_What needs to be done_
Out of the lines below, please list those that hold the string "July".

----------------------------------------

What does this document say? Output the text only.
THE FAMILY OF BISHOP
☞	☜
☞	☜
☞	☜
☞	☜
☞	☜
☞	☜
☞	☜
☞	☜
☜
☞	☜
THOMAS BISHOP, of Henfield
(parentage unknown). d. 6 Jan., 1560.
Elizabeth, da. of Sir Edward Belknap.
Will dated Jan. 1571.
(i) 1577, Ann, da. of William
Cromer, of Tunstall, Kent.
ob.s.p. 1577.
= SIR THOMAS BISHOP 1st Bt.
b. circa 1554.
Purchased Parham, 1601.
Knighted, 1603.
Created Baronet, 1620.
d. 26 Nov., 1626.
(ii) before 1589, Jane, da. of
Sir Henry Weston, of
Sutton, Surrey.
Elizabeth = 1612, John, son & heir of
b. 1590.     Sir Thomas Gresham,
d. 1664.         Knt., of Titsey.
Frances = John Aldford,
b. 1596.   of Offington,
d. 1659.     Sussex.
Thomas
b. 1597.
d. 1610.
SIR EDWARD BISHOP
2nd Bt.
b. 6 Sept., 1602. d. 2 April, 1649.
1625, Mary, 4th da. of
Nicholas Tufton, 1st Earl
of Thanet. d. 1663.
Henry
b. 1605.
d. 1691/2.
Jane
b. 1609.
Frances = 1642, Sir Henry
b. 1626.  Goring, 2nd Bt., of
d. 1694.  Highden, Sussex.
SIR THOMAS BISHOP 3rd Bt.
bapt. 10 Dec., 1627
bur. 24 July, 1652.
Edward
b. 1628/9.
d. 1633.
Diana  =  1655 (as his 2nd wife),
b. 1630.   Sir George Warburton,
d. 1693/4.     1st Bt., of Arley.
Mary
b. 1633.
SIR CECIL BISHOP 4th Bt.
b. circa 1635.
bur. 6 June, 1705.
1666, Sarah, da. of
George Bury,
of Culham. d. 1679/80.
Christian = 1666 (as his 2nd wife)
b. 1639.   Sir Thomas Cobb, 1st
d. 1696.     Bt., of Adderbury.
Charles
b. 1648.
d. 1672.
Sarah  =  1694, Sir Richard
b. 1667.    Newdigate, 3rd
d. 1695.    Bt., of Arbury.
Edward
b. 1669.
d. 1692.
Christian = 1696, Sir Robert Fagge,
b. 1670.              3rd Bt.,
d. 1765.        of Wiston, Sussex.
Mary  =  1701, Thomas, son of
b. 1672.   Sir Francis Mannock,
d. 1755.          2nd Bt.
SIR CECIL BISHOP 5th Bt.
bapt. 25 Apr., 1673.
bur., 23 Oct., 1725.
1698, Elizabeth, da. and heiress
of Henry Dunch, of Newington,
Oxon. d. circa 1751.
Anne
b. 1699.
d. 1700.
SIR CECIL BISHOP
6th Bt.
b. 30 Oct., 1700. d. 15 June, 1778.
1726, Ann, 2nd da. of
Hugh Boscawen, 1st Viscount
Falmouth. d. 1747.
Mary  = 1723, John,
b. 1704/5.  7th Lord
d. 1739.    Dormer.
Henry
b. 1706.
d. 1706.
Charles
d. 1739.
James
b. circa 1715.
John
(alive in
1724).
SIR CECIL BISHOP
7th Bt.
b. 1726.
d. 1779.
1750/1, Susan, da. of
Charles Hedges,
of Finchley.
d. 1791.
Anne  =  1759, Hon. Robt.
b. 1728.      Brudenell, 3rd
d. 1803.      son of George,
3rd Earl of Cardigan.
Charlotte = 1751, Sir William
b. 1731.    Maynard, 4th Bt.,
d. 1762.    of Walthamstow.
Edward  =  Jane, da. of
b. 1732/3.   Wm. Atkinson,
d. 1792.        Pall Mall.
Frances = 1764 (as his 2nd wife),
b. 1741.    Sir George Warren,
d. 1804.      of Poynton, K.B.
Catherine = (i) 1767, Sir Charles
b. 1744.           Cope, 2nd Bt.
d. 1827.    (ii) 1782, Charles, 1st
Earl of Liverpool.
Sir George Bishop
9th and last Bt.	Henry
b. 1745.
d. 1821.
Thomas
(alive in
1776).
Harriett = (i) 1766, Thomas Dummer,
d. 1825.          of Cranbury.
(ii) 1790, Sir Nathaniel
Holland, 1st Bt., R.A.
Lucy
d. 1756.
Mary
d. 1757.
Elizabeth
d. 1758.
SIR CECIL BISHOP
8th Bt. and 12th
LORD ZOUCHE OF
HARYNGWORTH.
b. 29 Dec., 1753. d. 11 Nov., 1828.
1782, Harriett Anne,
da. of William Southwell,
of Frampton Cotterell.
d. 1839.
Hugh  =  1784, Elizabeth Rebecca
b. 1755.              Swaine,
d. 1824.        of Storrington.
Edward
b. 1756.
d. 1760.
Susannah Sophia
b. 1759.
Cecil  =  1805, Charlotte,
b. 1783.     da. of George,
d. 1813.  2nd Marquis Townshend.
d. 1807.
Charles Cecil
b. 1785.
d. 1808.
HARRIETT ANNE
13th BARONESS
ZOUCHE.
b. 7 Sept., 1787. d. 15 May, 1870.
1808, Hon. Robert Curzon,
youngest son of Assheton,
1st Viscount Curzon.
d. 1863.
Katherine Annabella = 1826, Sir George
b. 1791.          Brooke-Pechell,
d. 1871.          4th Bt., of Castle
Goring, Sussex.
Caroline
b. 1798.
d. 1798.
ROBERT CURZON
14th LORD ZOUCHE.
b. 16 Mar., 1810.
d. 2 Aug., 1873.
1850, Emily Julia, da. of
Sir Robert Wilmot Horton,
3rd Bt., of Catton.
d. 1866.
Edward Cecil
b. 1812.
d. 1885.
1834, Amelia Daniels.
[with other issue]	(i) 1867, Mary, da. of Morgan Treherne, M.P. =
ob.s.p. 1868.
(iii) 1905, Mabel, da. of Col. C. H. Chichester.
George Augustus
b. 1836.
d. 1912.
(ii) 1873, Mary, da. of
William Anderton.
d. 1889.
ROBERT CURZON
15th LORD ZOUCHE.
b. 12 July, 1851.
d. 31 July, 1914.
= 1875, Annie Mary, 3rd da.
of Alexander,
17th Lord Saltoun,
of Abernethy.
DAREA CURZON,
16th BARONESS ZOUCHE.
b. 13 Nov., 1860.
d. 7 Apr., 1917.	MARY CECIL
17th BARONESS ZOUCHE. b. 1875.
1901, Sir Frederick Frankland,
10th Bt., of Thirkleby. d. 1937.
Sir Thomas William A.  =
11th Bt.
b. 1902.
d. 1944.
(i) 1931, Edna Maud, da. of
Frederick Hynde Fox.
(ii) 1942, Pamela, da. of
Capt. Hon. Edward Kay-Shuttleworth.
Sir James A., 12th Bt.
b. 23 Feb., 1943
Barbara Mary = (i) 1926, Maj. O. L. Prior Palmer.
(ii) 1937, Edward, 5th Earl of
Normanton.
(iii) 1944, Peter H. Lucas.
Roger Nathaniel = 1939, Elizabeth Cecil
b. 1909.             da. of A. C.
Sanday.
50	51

----------------------------------------

_Exercise output_
bur. 24 July, 1652.
b. 12 July, 1851.
d. 31 July, 1914.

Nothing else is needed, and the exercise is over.